■ WORK TO DO ■
Reproduce the records below in their entirety, character for character.

■ EXCERPTED DATA ■
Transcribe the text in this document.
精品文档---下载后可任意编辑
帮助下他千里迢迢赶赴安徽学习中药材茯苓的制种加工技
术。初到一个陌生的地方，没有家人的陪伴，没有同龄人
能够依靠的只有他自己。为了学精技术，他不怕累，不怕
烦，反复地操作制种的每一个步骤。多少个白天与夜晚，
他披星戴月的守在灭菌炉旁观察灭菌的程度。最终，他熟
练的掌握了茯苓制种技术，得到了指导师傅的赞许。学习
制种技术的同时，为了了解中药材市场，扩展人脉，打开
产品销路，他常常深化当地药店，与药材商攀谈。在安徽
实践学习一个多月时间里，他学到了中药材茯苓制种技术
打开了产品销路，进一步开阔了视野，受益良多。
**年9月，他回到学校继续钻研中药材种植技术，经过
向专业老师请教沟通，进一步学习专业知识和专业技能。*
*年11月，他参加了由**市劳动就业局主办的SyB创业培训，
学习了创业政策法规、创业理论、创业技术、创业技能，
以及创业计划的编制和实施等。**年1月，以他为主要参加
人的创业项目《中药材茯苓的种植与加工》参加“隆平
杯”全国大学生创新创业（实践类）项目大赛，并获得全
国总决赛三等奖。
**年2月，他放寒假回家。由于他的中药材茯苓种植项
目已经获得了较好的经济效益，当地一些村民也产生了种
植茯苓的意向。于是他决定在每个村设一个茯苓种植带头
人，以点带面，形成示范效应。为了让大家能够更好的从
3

■ TASK ANSWER ■
Transcribe the text in this document.
精品文档---下载后可任意编辑
帮助下他千里迢迢赶赴安徽学习中药材茯苓的制种加工技
术。初到一个陌生的地方，没有家人的陪伴，没有同龄人
能够依靠的只有他自己。为了学精技术，他不怕累，不怕
烦，反复地操作制种的每一个步骤。多少个白天与夜晚，
他披星戴月的守在灭菌炉旁观察灭菌的程度。最终，他熟
练的掌握了茯苓制种技术，得到了指导师傅的赞许。学习
制种技术的同时，为了了解中药材市场，扩展人脉，打开
产品销路，他常常深化当地药店，与药材商攀谈。在安徽
实践学习一个多月时间里，他学到了中药材茯苓制种技术
打开了产品销路，进一步开阔了视野，受益良多。
**年9月，他回到学校继续钻研中药材种植技术，经过
向专业老师请教沟通，进一步学习专业知识和专业技能。*
*年11月，他参加了由**市劳动就业局主办的SyB创业培训，
学习了创业政策法规、创业理论、创业技术、创业技能，
以及创业计划的编制和实施等。**年1月，以他为主要参加
人的创业项目《中药材茯苓的种植与加工》参加“隆平
杯”全国大学生创新创业（实践类）项目大赛，并获得全
国总决赛三等奖。
**年2月，他放寒假回家。由于他的中药材茯苓种植项
目已经获得了较好的经济效益，当地一些村民也产生了种
植茯苓的意向。于是他决定在每个村设一个茯苓种植带头
人，以点带面，形成示范效应。为了让大家能够更好的从
3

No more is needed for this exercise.